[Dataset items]
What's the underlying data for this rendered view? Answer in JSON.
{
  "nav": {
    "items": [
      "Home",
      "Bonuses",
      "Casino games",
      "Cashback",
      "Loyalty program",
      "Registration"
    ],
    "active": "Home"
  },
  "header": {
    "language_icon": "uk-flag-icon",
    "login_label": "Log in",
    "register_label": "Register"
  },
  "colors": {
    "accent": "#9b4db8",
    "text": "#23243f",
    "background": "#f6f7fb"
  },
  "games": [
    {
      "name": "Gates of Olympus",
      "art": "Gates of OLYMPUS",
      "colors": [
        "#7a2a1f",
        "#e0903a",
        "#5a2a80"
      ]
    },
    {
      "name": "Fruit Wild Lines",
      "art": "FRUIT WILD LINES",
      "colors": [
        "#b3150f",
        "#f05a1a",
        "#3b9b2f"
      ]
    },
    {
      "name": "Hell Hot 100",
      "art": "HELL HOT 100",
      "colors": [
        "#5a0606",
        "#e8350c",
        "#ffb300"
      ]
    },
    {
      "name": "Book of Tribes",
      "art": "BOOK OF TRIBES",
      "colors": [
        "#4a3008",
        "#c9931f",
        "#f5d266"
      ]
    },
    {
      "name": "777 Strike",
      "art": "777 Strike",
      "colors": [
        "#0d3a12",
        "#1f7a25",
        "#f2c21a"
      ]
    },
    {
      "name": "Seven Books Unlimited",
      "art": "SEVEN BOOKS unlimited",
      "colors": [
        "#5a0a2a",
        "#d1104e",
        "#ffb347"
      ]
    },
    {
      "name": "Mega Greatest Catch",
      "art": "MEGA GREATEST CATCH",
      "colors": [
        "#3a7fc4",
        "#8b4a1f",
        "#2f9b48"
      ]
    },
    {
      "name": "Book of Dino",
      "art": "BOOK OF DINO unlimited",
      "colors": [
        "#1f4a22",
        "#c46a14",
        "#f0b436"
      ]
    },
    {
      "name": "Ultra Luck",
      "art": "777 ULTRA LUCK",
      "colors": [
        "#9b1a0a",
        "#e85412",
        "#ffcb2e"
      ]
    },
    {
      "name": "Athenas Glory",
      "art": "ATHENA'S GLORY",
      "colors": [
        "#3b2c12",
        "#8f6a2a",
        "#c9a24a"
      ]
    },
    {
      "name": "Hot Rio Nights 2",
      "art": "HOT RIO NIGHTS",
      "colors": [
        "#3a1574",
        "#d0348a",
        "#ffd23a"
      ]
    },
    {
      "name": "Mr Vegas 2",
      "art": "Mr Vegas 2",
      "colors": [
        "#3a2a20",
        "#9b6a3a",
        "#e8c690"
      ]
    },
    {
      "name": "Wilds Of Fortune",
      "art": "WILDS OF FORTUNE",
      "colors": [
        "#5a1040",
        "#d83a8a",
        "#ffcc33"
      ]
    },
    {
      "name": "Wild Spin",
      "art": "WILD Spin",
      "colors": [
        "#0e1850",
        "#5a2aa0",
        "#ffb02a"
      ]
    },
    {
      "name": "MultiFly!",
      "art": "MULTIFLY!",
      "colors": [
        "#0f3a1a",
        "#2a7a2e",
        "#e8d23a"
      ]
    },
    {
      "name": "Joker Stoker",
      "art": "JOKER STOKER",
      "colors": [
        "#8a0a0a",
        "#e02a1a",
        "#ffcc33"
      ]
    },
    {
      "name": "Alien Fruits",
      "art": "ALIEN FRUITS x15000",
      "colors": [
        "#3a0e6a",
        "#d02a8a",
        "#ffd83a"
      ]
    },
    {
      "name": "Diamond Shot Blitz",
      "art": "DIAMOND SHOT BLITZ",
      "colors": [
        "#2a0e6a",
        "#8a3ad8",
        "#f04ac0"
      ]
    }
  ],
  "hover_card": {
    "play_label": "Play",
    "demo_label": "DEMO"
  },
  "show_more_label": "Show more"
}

▶ [Goal] Extract each entry in full, exactly as given.

▶ [Full response]
What's the underlying data for this rendered view? Answer in JSON.
{
  "nav": {
    "items": [
      "Home",
      "Bonuses",
      "Casino games",
      "Cashback",
      "Loyalty program",
      "Registration"
    ],
    "active": "Home"
  },
  "header": {
    "language_icon": "uk-flag-icon",
    "login_label": "Log in",
    "register_label": "Register"
  },
  "colors": {
    "accent": "#9b4db8",
    "text": "#23243f",
    "background": "#f6f7fb"
  },
  "games": [
    {
      "name": "Gates of Olympus",
      "art": "Gates of OLYMPUS",
      "colors": [
        "#7a2a1f",
        "#e0903a",
        "#5a2a80"
      ]
    },
    {
      "name": "Fruit Wild Lines",
      "art": "FRUIT WILD LINES",
      "colors": [
        "#b3150f",
        "#f05a1a",
        "#3b9b2f"
      ]
    },
    {
      "name": "Hell Hot 100",
      "art": "HELL HOT 100",
      "colors": [
        "#5a0606",
        "#e8350c",
        "#ffb300"
      ]
    },
    {
      "name": "Book of Tribes",
      "art": "BOOK OF TRIBES",
      "colors": [
        "#4a3008",
        "#c9931f",
        "#f5d266"
      ]
    },
    {
      "name": "777 Strike",
      "art": "777 Strike",
      "colors": [
        "#0d3a12",
        "#1f7a25",
        "#f2c21a"
      ]
    },
    {
      "name": "Seven Books Unlimited",
      "art": "SEVEN BOOKS unlimited",
      "colors": [
        "#5a0a2a",
        "#d1104e",
        "#ffb347"
      ]
    },
    {
      "name": "Mega Greatest Catch",
      "art": "MEGA GREATEST CATCH",
      "colors": [
        "#3a7fc4",
        "#8b4a1f",
        "#2f9b48"
      ]
    },
    {
      "name": "Book of Dino",
      "art": "BOOK OF DINO unlimited",
      "colors": [
        "#1f4a22",
        "#c46a14",
        "#f0b436"
      ]
    },
    {
      "name": "Ultra Luck",
      "art": "777 ULTRA LUCK",
      "colors": [
        "#9b1a0a",
        "#e85412",
        "#ffcb2e"
      ]
    },
    {
      "name": "Athenas Glory",
      "art": "ATHENA'S GLORY",
      "colors": [
        "#3b2c12",
        "#8f6a2a",
        "#c9a24a"
      ]
    },
    {
      "name": "Hot Rio Nights 2",
      "art": "HOT RIO NIGHTS",
      "colors": [
        "#3a1574",
        "#d0348a",
        "#ffd23a"
      ]
    },
    {
      "name": "Mr Vegas 2",
      "art": "Mr Vegas 2",
      "colors": [
        "#3a2a20",
        "#9b6a3a",
        "#e8c690"
      ]
    },
    {
      "name": "Wilds Of Fortune",
      "art": "WILDS OF FORTUNE",
      "colors": [
        "#5a1040",
        "#d83a8a",
        "#ffcc33"
      ]
    },
    {
      "name": "Wild Spin",
      "art": "WILD Spin",
      "colors": [
        "#0e1850",
        "#5a2aa0",
        "#ffb02a"
      ]
    },
    {
      "name": "MultiFly!",
      "art": "MULTIFLY!",
      "colors": [
        "#0f3a1a",
        "#2a7a2e",
        "#e8d23a"
      ]
    },
    {
      "name": "Joker Stoker",
      "art": "JOKER STOKER",
      "colors": [
        "#8a0a0a",
        "#e02a1a",
        "#ffcc33"
      ]
    },
    {
      "name": "Alien Fruits",
      "art": "ALIEN FRUITS x15000",
      "colors": [
        "#3a0e6a",
        "#d02a8a",
        "#ffd83a"
      ]
    },
    {
      "name": "Diamond Shot Blitz",
      "art": "DIAMOND SHOT BLITZ",
      "colors": [
        "#2a0e6a",
        "#8a3ad8",
        "#f04ac0"
      ]
    }
  ],
  "hover_card": {
    "play_label": "Play",
    "demo_label": "DEMO"
  },
  "show_more_label": "Show more"
}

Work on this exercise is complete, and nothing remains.